Dataset items:

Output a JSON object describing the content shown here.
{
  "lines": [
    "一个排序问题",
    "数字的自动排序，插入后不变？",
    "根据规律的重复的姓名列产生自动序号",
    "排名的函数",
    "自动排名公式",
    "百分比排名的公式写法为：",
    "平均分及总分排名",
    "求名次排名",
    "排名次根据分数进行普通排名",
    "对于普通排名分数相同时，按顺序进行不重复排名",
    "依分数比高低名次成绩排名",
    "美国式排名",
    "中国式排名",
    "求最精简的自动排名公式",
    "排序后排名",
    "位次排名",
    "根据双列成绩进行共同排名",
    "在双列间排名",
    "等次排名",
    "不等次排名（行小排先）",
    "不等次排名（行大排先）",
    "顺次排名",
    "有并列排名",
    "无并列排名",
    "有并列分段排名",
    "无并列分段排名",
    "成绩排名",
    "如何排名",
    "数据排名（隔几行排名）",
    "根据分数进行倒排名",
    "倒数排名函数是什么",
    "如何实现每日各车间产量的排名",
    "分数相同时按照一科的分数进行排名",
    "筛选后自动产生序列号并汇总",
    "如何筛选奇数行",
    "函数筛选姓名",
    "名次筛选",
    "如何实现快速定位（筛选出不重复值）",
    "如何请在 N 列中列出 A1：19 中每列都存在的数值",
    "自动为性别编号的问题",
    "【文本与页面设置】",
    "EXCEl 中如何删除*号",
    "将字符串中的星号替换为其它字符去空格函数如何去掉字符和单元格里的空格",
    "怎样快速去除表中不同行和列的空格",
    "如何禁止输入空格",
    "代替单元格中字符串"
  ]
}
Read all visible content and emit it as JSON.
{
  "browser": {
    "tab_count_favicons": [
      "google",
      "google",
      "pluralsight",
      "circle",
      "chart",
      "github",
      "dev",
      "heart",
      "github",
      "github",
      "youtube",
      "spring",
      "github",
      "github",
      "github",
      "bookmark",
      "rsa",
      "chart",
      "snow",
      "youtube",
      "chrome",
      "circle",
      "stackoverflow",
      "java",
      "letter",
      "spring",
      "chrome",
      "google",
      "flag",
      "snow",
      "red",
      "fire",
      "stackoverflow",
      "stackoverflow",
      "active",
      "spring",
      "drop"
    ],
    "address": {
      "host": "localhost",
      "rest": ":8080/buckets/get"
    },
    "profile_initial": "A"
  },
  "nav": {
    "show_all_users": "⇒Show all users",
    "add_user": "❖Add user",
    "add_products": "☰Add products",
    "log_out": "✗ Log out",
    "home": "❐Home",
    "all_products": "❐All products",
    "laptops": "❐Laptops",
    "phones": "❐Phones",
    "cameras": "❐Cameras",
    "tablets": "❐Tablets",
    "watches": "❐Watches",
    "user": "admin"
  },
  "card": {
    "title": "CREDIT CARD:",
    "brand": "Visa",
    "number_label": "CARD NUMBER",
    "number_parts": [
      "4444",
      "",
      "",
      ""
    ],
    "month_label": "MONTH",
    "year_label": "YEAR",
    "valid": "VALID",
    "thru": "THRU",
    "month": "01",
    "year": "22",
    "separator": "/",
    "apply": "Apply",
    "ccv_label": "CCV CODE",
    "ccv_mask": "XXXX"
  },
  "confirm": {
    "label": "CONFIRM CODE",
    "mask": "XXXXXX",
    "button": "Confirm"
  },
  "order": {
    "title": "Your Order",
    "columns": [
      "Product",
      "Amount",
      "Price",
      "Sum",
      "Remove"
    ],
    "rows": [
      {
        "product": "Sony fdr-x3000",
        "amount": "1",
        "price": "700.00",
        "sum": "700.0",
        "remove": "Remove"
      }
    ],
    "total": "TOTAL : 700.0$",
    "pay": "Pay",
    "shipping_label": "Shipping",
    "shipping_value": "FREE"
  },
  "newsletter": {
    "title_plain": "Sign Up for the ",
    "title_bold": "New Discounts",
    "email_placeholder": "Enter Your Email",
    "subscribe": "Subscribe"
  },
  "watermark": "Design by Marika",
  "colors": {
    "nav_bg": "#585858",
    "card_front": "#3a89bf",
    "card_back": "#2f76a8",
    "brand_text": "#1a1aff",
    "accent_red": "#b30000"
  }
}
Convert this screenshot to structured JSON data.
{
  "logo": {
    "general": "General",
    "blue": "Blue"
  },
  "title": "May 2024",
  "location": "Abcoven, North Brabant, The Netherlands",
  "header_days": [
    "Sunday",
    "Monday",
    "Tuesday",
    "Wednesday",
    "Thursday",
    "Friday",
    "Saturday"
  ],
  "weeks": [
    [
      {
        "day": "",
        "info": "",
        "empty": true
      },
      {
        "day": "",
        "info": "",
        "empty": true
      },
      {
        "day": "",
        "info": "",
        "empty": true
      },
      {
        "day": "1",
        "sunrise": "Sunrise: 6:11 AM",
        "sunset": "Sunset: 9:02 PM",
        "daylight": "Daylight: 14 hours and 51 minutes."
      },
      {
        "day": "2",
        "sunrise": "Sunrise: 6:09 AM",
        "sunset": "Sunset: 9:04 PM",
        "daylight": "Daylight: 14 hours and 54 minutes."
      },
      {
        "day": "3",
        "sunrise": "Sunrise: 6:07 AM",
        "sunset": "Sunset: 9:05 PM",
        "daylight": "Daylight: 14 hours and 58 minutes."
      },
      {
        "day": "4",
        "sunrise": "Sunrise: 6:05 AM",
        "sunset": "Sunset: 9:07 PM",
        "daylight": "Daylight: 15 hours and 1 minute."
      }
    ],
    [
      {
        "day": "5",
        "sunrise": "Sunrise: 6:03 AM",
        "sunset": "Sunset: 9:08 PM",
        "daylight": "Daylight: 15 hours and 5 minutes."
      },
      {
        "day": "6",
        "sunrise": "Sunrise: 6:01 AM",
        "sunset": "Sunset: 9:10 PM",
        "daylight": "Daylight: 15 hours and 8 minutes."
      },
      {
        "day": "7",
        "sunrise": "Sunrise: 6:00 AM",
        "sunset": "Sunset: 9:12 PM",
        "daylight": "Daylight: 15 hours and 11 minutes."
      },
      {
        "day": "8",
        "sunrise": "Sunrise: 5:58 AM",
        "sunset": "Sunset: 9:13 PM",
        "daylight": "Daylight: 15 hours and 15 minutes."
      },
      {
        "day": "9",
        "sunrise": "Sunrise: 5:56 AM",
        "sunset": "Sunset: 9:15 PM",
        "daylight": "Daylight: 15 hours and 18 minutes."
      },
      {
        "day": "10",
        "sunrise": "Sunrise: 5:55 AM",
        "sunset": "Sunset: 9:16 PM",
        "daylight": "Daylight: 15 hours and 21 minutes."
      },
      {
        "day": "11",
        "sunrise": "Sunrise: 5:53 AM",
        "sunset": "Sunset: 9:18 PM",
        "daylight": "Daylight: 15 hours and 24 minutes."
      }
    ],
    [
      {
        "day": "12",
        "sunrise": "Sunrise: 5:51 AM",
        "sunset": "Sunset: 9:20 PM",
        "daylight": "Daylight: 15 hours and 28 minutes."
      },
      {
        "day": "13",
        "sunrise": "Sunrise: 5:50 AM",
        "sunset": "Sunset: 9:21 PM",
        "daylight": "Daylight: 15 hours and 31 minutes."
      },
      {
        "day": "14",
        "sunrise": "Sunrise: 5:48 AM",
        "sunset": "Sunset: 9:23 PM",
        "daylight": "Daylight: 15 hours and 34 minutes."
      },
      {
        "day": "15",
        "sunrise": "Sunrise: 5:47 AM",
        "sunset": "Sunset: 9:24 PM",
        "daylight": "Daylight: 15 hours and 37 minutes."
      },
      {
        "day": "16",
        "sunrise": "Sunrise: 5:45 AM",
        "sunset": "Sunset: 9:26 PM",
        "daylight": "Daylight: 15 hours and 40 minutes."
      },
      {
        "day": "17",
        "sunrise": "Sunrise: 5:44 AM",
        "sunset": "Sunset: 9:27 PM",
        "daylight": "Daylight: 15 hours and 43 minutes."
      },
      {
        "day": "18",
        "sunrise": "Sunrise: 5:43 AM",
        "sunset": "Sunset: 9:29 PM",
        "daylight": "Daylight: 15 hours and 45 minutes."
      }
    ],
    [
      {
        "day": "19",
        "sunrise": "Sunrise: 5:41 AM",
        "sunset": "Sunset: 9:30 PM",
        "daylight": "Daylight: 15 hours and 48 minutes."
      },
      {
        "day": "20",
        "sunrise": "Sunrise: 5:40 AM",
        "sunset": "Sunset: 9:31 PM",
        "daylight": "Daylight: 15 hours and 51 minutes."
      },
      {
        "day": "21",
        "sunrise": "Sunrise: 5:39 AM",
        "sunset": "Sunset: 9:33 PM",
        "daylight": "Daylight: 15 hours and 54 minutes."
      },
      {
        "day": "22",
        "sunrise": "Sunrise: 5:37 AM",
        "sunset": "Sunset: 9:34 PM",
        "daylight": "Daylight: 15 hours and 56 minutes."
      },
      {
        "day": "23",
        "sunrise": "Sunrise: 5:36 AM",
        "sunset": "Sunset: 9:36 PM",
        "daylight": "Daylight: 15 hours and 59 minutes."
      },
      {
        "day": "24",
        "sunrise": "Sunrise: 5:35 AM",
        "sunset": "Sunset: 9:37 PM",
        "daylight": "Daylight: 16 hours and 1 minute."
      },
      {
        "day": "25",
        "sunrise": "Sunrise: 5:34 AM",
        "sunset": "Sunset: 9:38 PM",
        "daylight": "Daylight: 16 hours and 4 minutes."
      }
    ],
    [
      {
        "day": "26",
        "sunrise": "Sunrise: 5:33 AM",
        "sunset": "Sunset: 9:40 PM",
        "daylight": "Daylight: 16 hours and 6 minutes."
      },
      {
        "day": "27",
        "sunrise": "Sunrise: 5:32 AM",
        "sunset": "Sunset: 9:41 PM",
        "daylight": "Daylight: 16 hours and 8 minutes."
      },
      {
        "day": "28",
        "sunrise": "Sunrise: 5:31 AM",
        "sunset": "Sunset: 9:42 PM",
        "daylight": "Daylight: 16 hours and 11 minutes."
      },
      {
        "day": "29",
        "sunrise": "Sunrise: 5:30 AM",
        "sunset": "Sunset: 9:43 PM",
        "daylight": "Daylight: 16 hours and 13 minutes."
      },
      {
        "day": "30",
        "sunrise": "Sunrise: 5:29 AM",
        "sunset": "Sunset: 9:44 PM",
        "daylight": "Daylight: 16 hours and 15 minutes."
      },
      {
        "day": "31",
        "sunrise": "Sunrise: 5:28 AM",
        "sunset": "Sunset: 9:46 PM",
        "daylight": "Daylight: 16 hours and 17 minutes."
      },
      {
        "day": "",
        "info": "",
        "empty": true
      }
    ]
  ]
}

- _Set problem_: Pick out all lines from the data above in which the word "JSON" appears.

- _Complete answer_:
Output a JSON object describing the content shown here.
Read all visible content and emit it as JSON.
Convert this screenshot to structured JSON data.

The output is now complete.